▸ **TASK TO COMPLETE**
Skip the images and copy each record exactly as written.

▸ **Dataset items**
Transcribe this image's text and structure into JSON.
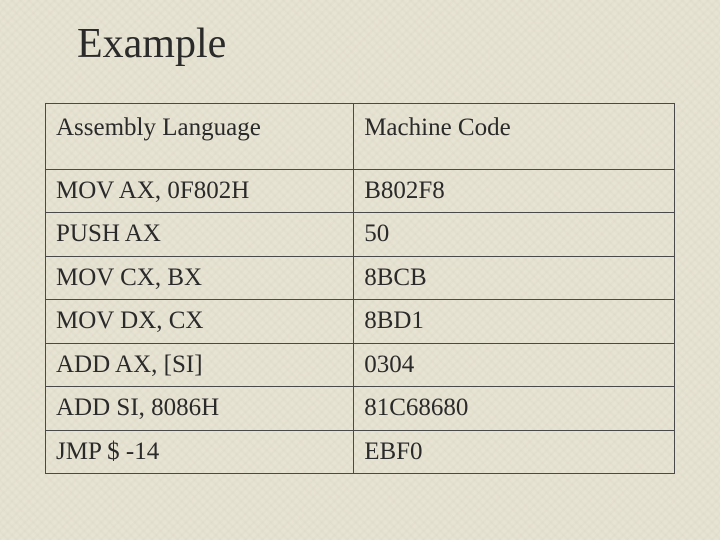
{
  "title": "Example",
  "table": {
    "headers": {
      "col1": "Assembly Language",
      "col2": "Machine Code"
    },
    "rows": [
      {
        "assembly": "MOV AX, 0F802H",
        "machine": "B802F8"
      },
      {
        "assembly": "PUSH AX",
        "machine": "50"
      },
      {
        "assembly": "MOV CX, BX",
        "machine": "8BCB"
      },
      {
        "assembly": "MOV DX, CX",
        "machine": "8BD1"
      },
      {
        "assembly": "ADD AX, [SI]",
        "machine": "0304"
      },
      {
        "assembly": "ADD SI, 8086H",
        "machine": "81C68680"
      },
      {
        "assembly": "JMP $ -14",
        "machine": "EBF0"
      }
    ]
  }
}
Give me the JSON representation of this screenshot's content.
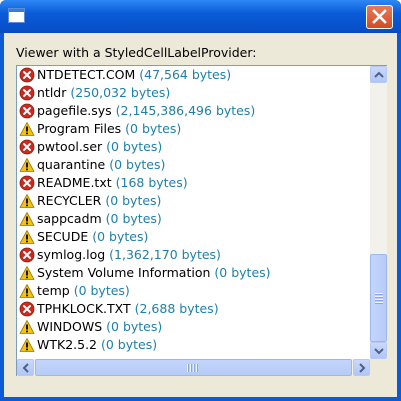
{
  "window": {
    "title": "",
    "close_icon": "close-icon"
  },
  "group_label": "Viewer with a StyledCellLabelProvider:",
  "colors": {
    "size_text": "#1f7fa8",
    "error_icon": "#cc2a1e",
    "warning_icon": "#f2c21b"
  },
  "items": [
    {
      "name": "NTDETECT.COM",
      "size": "(47,564 bytes)",
      "icon": "error-icon"
    },
    {
      "name": "ntldr",
      "size": "(250,032 bytes)",
      "icon": "error-icon"
    },
    {
      "name": "pagefile.sys",
      "size": "(2,145,386,496 bytes)",
      "icon": "error-icon"
    },
    {
      "name": "Program Files",
      "size": "(0 bytes)",
      "icon": "warning-icon"
    },
    {
      "name": "pwtool.ser",
      "size": "(0 bytes)",
      "icon": "error-icon"
    },
    {
      "name": "quarantine",
      "size": "(0 bytes)",
      "icon": "warning-icon"
    },
    {
      "name": "README.txt",
      "size": "(168 bytes)",
      "icon": "error-icon"
    },
    {
      "name": "RECYCLER",
      "size": "(0 bytes)",
      "icon": "warning-icon"
    },
    {
      "name": "sappcadm",
      "size": "(0 bytes)",
      "icon": "warning-icon"
    },
    {
      "name": "SECUDE",
      "size": "(0 bytes)",
      "icon": "warning-icon"
    },
    {
      "name": "symlog.log",
      "size": "(1,362,170 bytes)",
      "icon": "error-icon"
    },
    {
      "name": "System Volume Information",
      "size": "(0 bytes)",
      "icon": "warning-icon"
    },
    {
      "name": "temp",
      "size": "(0 bytes)",
      "icon": "warning-icon"
    },
    {
      "name": "TPHKLOCK.TXT",
      "size": "(2,688 bytes)",
      "icon": "error-icon"
    },
    {
      "name": "WINDOWS",
      "size": "(0 bytes)",
      "icon": "warning-icon"
    },
    {
      "name": "WTK2.5.2",
      "size": "(0 bytes)",
      "icon": "warning-icon"
    }
  ],
  "scrollbars": {
    "vertical_position": 0.85,
    "horizontal_position": 0.0
  }
}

▸ **RESULT OF THE EXERCISE**
Transcribe this image's text and structure into JSON.
{
  "title": "Example",
  "table": {
    "headers": {
      "col1": "Assembly Language",
      "col2": "Machine Code"
    },
    "rows": [
      {
        "assembly": "MOV AX, 0F802H",
        "machine": "B802F8"
      },
      {
        "assembly": "PUSH AX",
        "machine": "50"
      },
      {
        "assembly": "MOV CX, BX",
        "machine": "8BCB"
      },
      {
        "assembly": "MOV DX, CX",
        "machine": "8BD1"
      },
      {
        "assembly": "ADD AX, [SI]",
        "machine": "0304"
      },
      {
        "assembly": "ADD SI, 8086H",
        "machine": "81C68680"
      },
      {
        "assembly": "JMP $ -14",
        "machine": "EBF0"
      }
    ]
  }
}
Give me the JSON representation of this screenshot's content.
{
  "window": {
    "title": "",
    "close_icon": "close-icon"
  },
  "group_label": "Viewer with a StyledCellLabelProvider:",
  "colors": {
    "size_text": "#1f7fa8",
    "error_icon": "#cc2a1e",
    "warning_icon": "#f2c21b"
  },
  "items": [
    {
      "name": "NTDETECT.COM",
      "size": "(47,564 bytes)",
      "icon": "error-icon"
    },
    {
      "name": "ntldr",
      "size": "(250,032 bytes)",
      "icon": "error-icon"
    },
    {
      "name": "pagefile.sys",
      "size": "(2,145,386,496 bytes)",
      "icon": "error-icon"
    },
    {
      "name": "Program Files",
      "size": "(0 bytes)",
      "icon": "warning-icon"
    },
    {
      "name": "pwtool.ser",
      "size": "(0 bytes)",
      "icon": "error-icon"
    },
    {
      "name": "quarantine",
      "size": "(0 bytes)",
      "icon": "warning-icon"
    },
    {
      "name": "README.txt",
      "size": "(168 bytes)",
      "icon": "error-icon"
    },
    {
      "name": "RECYCLER",
      "size": "(0 bytes)",
      "icon": "warning-icon"
    },
    {
      "name": "sappcadm",
      "size": "(0 bytes)",
      "icon": "warning-icon"
    },
    {
      "name": "SECUDE",
      "size": "(0 bytes)",
      "icon": "warning-icon"
    },
    {
      "name": "symlog.log",
      "size": "(1,362,170 bytes)",
      "icon": "error-icon"
    },
    {
      "name": "System Volume Information",
      "size": "(0 bytes)",
      "icon": "warning-icon"
    },
    {
      "name": "temp",
      "size": "(0 bytes)",
      "icon": "warning-icon"
    },
    {
      "name": "TPHKLOCK.TXT",
      "size": "(2,688 bytes)",
      "icon": "error-icon"
    },
    {
      "name": "WINDOWS",
      "size": "(0 bytes)",
      "icon": "warning-icon"
    },
    {
      "name": "WTK2.5.2",
      "size": "(0 bytes)",
      "icon": "warning-icon"
    }
  ],
  "scrollbars": {
    "vertical_position": 0.85,
    "horizontal_position": 0.0
  }
}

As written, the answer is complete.